-- Begin DATA IN THIS EXERCISE --
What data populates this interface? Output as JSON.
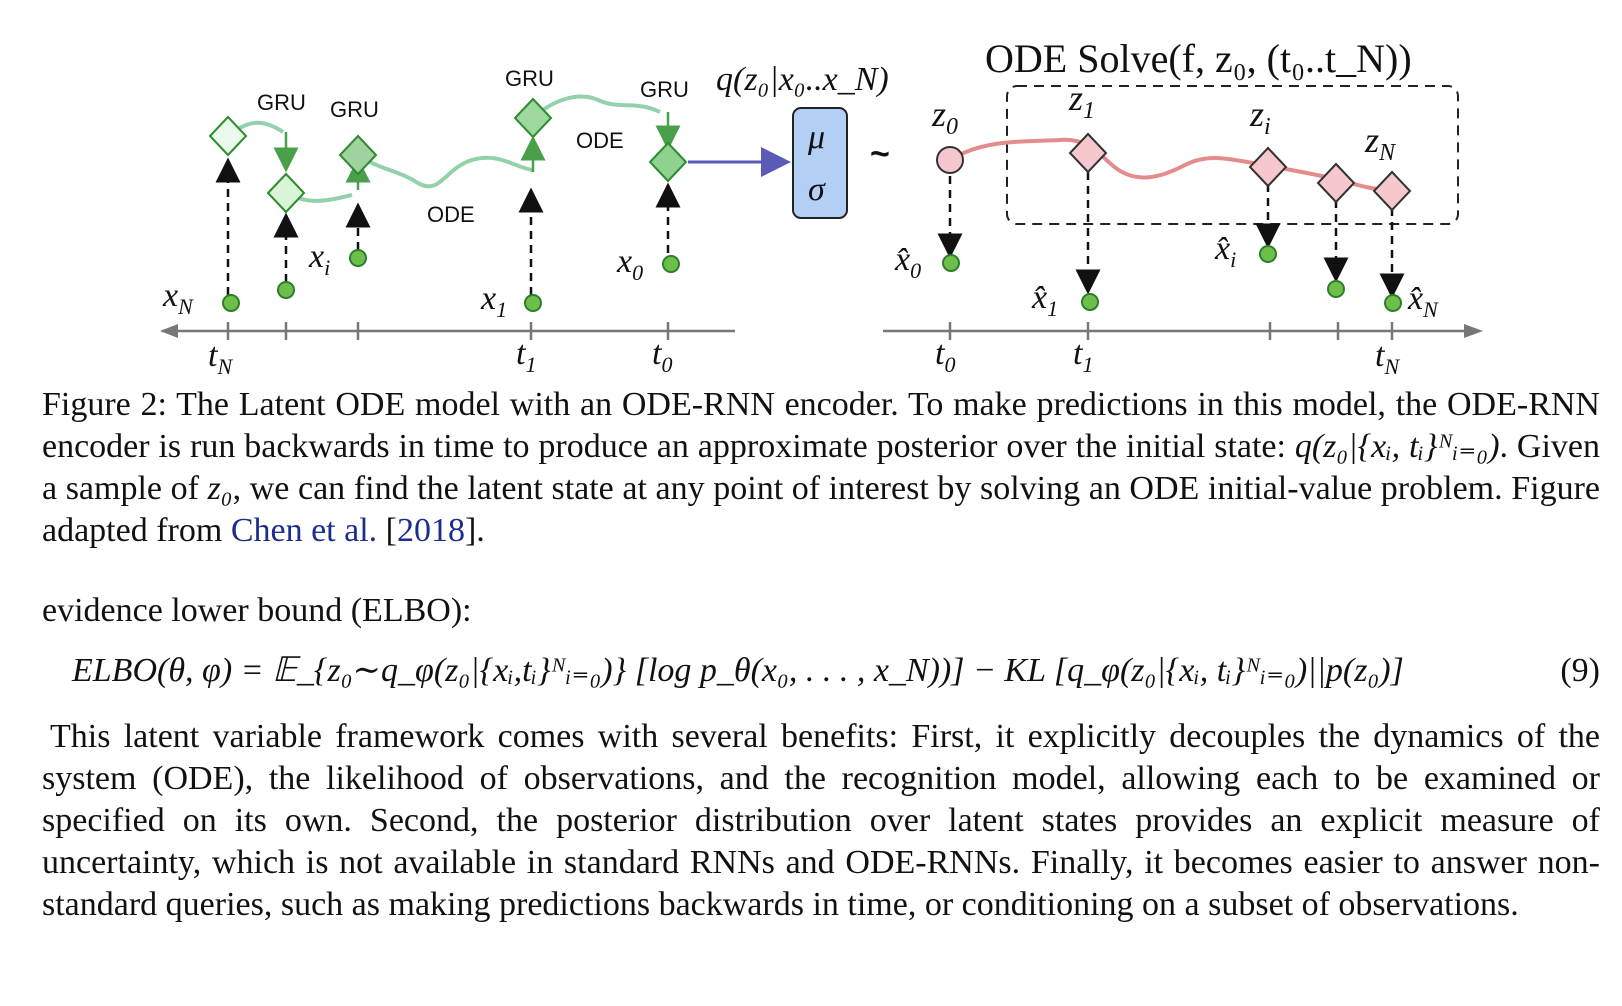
{
  "figure": {
    "left_labels": {
      "gru": [
        "GRU",
        "GRU",
        "GRU",
        "GRU"
      ],
      "ode": [
        "ODE",
        "ODE"
      ],
      "xN": "x",
      "xN_sub": "N",
      "xi": "x",
      "xi_sub": "i",
      "x1": "x",
      "x1_sub": "1",
      "x0": "x",
      "x0_sub": "0",
      "tN": "t",
      "tN_sub": "N",
      "t1": "t",
      "t1_sub": "1",
      "t0": "t",
      "t0_sub": "0"
    },
    "posterior_label": "q(z₀|x₀..x_N)",
    "mu": "μ",
    "sigma": "σ",
    "tilde": "~",
    "right_labels": {
      "solve": "ODE Solve(f, z₀, (t₀..t_N))",
      "z0": "z",
      "z0_sub": "0",
      "z1": "z",
      "z1_sub": "1",
      "zi": "z",
      "zi_sub": "i",
      "zN": "z",
      "zN_sub": "N",
      "xhat0": "x̂",
      "xhat0_sub": "0",
      "xhat1": "x̂",
      "xhat1_sub": "1",
      "xhati": "x̂",
      "xhati_sub": "i",
      "xhatN": "x̂",
      "xhatN_sub": "N",
      "t0": "t",
      "t0_sub": "0",
      "t1": "t",
      "t1_sub": "1",
      "tN": "t",
      "tN_sub": "N"
    },
    "colors": {
      "green_fill": "#8fd28f",
      "green_stroke": "#2e8b2e",
      "ode_curve": "#93d1aa",
      "pink_fill": "#f6c7cc",
      "latent_curve": "#e48c8c",
      "blue_box": "#b3cff5",
      "arrow_blue": "#5a5ab8"
    }
  },
  "caption": {
    "prefix": "Figure 2: The Latent ODE model with an ODE-RNN encoder. To make predictions in this model, the ODE-RNN encoder is run backwards in time to produce an approximate posterior over the initial state: ",
    "math1": "q(z₀|{xᵢ, tᵢ}ᴺᵢ₌₀)",
    "mid": ". Given a sample of ",
    "math2": "z₀",
    "suffix": ", we can find the latent state at any point of interest by solving an ODE initial-value problem. Figure adapted from ",
    "cite_author": "Chen et al.",
    "cite_open": " [",
    "cite_year": "2018",
    "cite_close": "]."
  },
  "lead": "evidence lower bound (ELBO):",
  "equation": {
    "text": "ELBO(θ, φ) = 𝔼_{z₀∼q_φ(z₀|{xᵢ,tᵢ}ᴺᵢ₌₀)} [log p_θ(x₀, . . . , x_N))] − KL [q_φ(z₀|{xᵢ, tᵢ}ᴺᵢ₌₀)||p(z₀)]",
    "number": "(9)"
  },
  "paragraph": "This latent variable framework comes with several benefits: First, it explicitly decouples the dynamics of the system (ODE), the likelihood of observations, and the recognition model, allowing each to be examined or specified on its own. Second, the posterior distribution over latent states provides an explicit measure of uncertainty, which is not available in standard RNNs and ODE-RNNs. Finally, it becomes easier to answer non-standard queries, such as making predictions backwards in time, or conditioning on a subset of observations."
}
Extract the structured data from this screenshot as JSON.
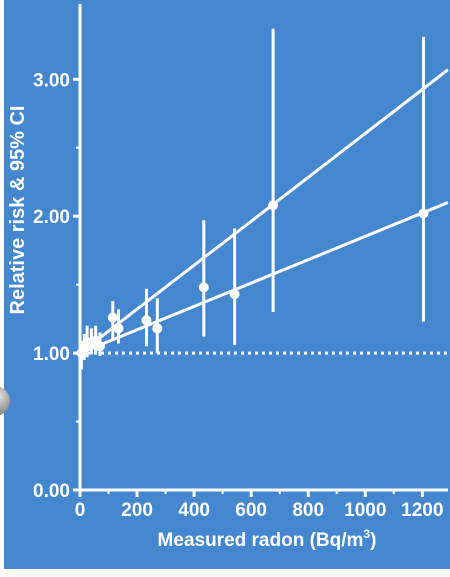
{
  "chart_data": {
    "type": "scatter",
    "title": "",
    "xlabel": "Measured radon (Bq/m",
    "xlabel_sup": "3",
    "xlabel_suffix": ")",
    "ylabel": "Relative risk & 95% CI",
    "xlim": [
      0,
      1290
    ],
    "ylim": [
      0,
      3.55
    ],
    "x_ticks": [
      0,
      200,
      400,
      600,
      800,
      1000,
      1200
    ],
    "x_tick_labels": [
      "0",
      "200",
      "400",
      "600",
      "800",
      "1000",
      "1200"
    ],
    "y_ticks": [
      0,
      1,
      2,
      3
    ],
    "y_tick_labels": [
      "0.00",
      "1.00",
      "2.00",
      "3.00"
    ],
    "x_minor_ticks": [
      100,
      300,
      500,
      700,
      900,
      1100
    ],
    "y_minor_ticks": [
      0.5,
      1.5,
      2.5
    ],
    "reference_line": {
      "y": 1.0,
      "style": "dotted"
    },
    "points": [
      {
        "x": 5,
        "y": 1.0,
        "low": 0.88,
        "high": 1.09
      },
      {
        "x": 15,
        "y": 1.04,
        "low": 0.95,
        "high": 1.14
      },
      {
        "x": 25,
        "y": 1.06,
        "low": 0.97,
        "high": 1.2
      },
      {
        "x": 40,
        "y": 1.08,
        "low": 0.99,
        "high": 1.18
      },
      {
        "x": 55,
        "y": 1.09,
        "low": 1.0,
        "high": 1.2
      },
      {
        "x": 70,
        "y": 1.05,
        "low": 0.98,
        "high": 1.15
      },
      {
        "x": 115,
        "y": 1.26,
        "low": 1.1,
        "high": 1.38
      },
      {
        "x": 135,
        "y": 1.18,
        "low": 1.07,
        "high": 1.32
      },
      {
        "x": 233,
        "y": 1.24,
        "low": 1.05,
        "high": 1.47
      },
      {
        "x": 271,
        "y": 1.18,
        "low": 1.0,
        "high": 1.4
      },
      {
        "x": 434,
        "y": 1.48,
        "low": 1.12,
        "high": 1.97
      },
      {
        "x": 542,
        "y": 1.43,
        "low": 1.06,
        "high": 1.91
      },
      {
        "x": 677,
        "y": 2.08,
        "low": 1.3,
        "high": 3.37
      },
      {
        "x": 1204,
        "y": 2.02,
        "low": 1.23,
        "high": 3.31
      }
    ],
    "series": [
      {
        "values": [
          [
            0,
            1.0
          ],
          [
            1290,
            3.07
          ]
        ]
      },
      {
        "values": [
          [
            0,
            1.0
          ],
          [
            1290,
            2.1
          ]
        ]
      }
    ],
    "grid": false,
    "legend": "none",
    "colors": {
      "background": "#4487cf",
      "foreground": "#ffffff"
    }
  }
}
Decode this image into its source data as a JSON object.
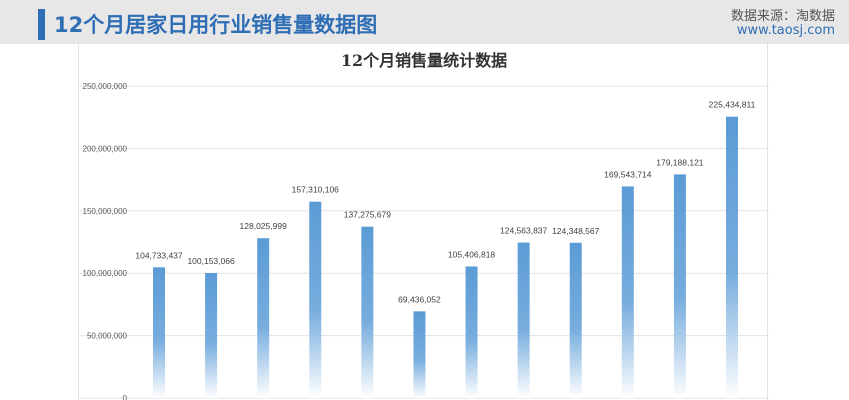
{
  "header": {
    "title": "12个月居家日用行业销售量数据图",
    "source_label": "数据来源：淘数据",
    "source_url": "www.taosj.com",
    "accent_color": "#2f6eb5"
  },
  "chart_data": {
    "type": "bar",
    "title": "12个月销售量统计数据",
    "xlabel": "",
    "ylabel": "",
    "ylim": [
      0,
      250000000
    ],
    "yticks": [
      0,
      50000000,
      100000000,
      150000000,
      200000000,
      250000000
    ],
    "ytick_labels": [
      "0",
      "50,000,000",
      "100,000,000",
      "150,000,000",
      "200,000,000",
      "250,000,000"
    ],
    "values": [
      104733437,
      100153066,
      128025999,
      157310106,
      137275679,
      69436052,
      105406818,
      124563837,
      124348567,
      169543714,
      179188121,
      225434811
    ],
    "value_labels": [
      "104,733,437",
      "100,153,066",
      "128,025,999",
      "157,310,106",
      "137,275,679",
      "69,436,052",
      "105,406,818",
      "124,563,837",
      "124,348,567",
      "169,543,714",
      "179,188,121",
      "225,434,811"
    ],
    "grid": true,
    "legend": "none",
    "bar_color": "#5b9bd5"
  }
}
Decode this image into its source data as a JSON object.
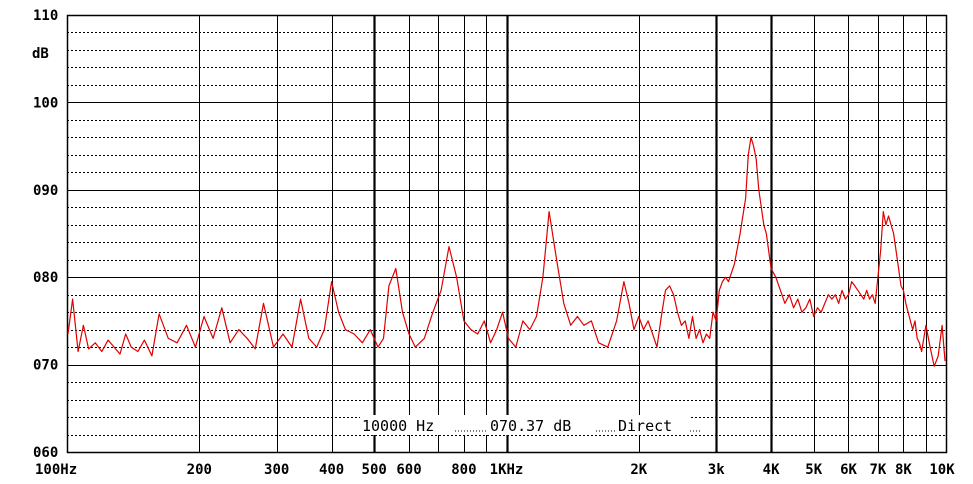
{
  "chart_data": {
    "type": "line",
    "ylabel": "dB",
    "ylim": [
      60,
      110
    ],
    "xscale": "log",
    "xlim": [
      100,
      10000
    ],
    "y_ticks": [
      "060",
      "070",
      "080",
      "090",
      "100",
      "110"
    ],
    "x_tick_labels": [
      {
        "freq": 100,
        "label": "100Hz"
      },
      {
        "freq": 200,
        "label": "200"
      },
      {
        "freq": 300,
        "label": "300"
      },
      {
        "freq": 400,
        "label": "400"
      },
      {
        "freq": 500,
        "label": "500"
      },
      {
        "freq": 600,
        "label": "600"
      },
      {
        "freq": 800,
        "label": "800"
      },
      {
        "freq": 1000,
        "label": "1KHz"
      },
      {
        "freq": 2000,
        "label": "2K"
      },
      {
        "freq": 3000,
        "label": "3k"
      },
      {
        "freq": 4000,
        "label": "4K"
      },
      {
        "freq": 5000,
        "label": "5K"
      },
      {
        "freq": 6000,
        "label": "6K"
      },
      {
        "freq": 7000,
        "label": "7K"
      },
      {
        "freq": 8000,
        "label": "8K"
      },
      {
        "freq": 10000,
        "label": "10K"
      }
    ],
    "grid": true,
    "readout": {
      "frequency": "10000 Hz",
      "level": "070.37 dB",
      "mode": "Direct"
    },
    "series_color": "#e00000",
    "series": [
      {
        "x": [
          100,
          103,
          106,
          109,
          112,
          116,
          120,
          124,
          128,
          132,
          136,
          140,
          145,
          150,
          156,
          162,
          170,
          178,
          187,
          196,
          205,
          215,
          225,
          235,
          246,
          257,
          268,
          280,
          295,
          310,
          325,
          340,
          355,
          370,
          385,
          400,
          415,
          430,
          450,
          470,
          490,
          510,
          525,
          540,
          560,
          580,
          600,
          620,
          650,
          680,
          710,
          740,
          770,
          800,
          830,
          860,
          890,
          920,
          950,
          980,
          1010,
          1050,
          1090,
          1130,
          1170,
          1210,
          1250,
          1300,
          1350,
          1400,
          1450,
          1500,
          1560,
          1620,
          1700,
          1780,
          1850,
          1900,
          1950,
          2000,
          2050,
          2100,
          2150,
          2200,
          2250,
          2300,
          2350,
          2400,
          2450,
          2500,
          2550,
          2600,
          2650,
          2700,
          2750,
          2800,
          2850,
          2900,
          2950,
          3000,
          3050,
          3100,
          3150,
          3200,
          3300,
          3400,
          3500,
          3550,
          3600,
          3650,
          3700,
          3750,
          3800,
          3850,
          3900,
          3950,
          4000,
          4100,
          4200,
          4300,
          4400,
          4500,
          4600,
          4700,
          4800,
          4900,
          5000,
          5100,
          5200,
          5300,
          5400,
          5500,
          5600,
          5700,
          5800,
          5900,
          6000,
          6100,
          6200,
          6300,
          6400,
          6500,
          6600,
          6700,
          6800,
          6900,
          7000,
          7100,
          7200,
          7300,
          7400,
          7500,
          7600,
          7700,
          7800,
          7900,
          8000,
          8100,
          8200,
          8300,
          8400,
          8500,
          8600,
          8700,
          8800,
          8900,
          9000,
          9200,
          9400,
          9600,
          9800,
          10000
        ],
        "y": [
          73.5,
          77.5,
          71.5,
          74.5,
          71.8,
          72.5,
          71.5,
          72.8,
          72.0,
          71.2,
          73.5,
          72.0,
          71.5,
          72.8,
          71.0,
          75.8,
          73.0,
          72.5,
          74.5,
          72.0,
          75.5,
          73.0,
          76.5,
          72.5,
          74.0,
          73.0,
          71.8,
          77.0,
          72.0,
          73.5,
          72.0,
          77.5,
          73.0,
          72.0,
          74.0,
          79.5,
          76.0,
          74.0,
          73.5,
          72.5,
          74.0,
          72.0,
          73.0,
          79.0,
          81.0,
          76.0,
          73.5,
          72.0,
          73.0,
          76.0,
          78.5,
          83.5,
          80.0,
          75.0,
          74.0,
          73.5,
          75.0,
          72.5,
          74.0,
          76.0,
          73.0,
          72.0,
          75.0,
          74.0,
          75.5,
          80.0,
          87.5,
          82.0,
          77.0,
          74.5,
          75.5,
          74.5,
          75.0,
          72.5,
          72.0,
          75.0,
          79.5,
          77.0,
          74.0,
          75.5,
          74.0,
          75.0,
          73.5,
          72.0,
          75.5,
          78.5,
          79.0,
          78.0,
          76.0,
          74.5,
          75.0,
          73.0,
          75.5,
          73.0,
          74.0,
          72.5,
          73.5,
          73.0,
          76.0,
          75.0,
          78.5,
          79.5,
          80.0,
          79.5,
          81.5,
          85.0,
          89.0,
          94.0,
          96.0,
          95.0,
          93.5,
          90.0,
          88.0,
          86.0,
          85.0,
          83.0,
          81.0,
          80.0,
          78.5,
          77.0,
          78.0,
          76.5,
          77.5,
          76.0,
          76.5,
          77.5,
          75.5,
          76.5,
          76.0,
          77.0,
          78.0,
          77.5,
          78.0,
          77.0,
          78.5,
          77.5,
          78.0,
          79.5,
          79.0,
          78.5,
          78.0,
          77.5,
          78.5,
          77.5,
          78.0,
          77.0,
          80.0,
          83.0,
          87.5,
          86.0,
          87.0,
          86.0,
          85.0,
          83.0,
          81.0,
          79.0,
          78.5,
          77.0,
          76.0,
          75.0,
          74.0,
          75.0,
          73.0,
          72.5,
          71.5,
          73.0,
          74.5,
          72.0,
          69.8,
          71.0,
          74.5,
          70.4
        ]
      }
    ]
  }
}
-- End DATA IN THIS EXERCISE --
DIRECTION: Of the lines in the entries above, how many include "JSON"? Only the number should be given.

SOLVED EXERCISE: 4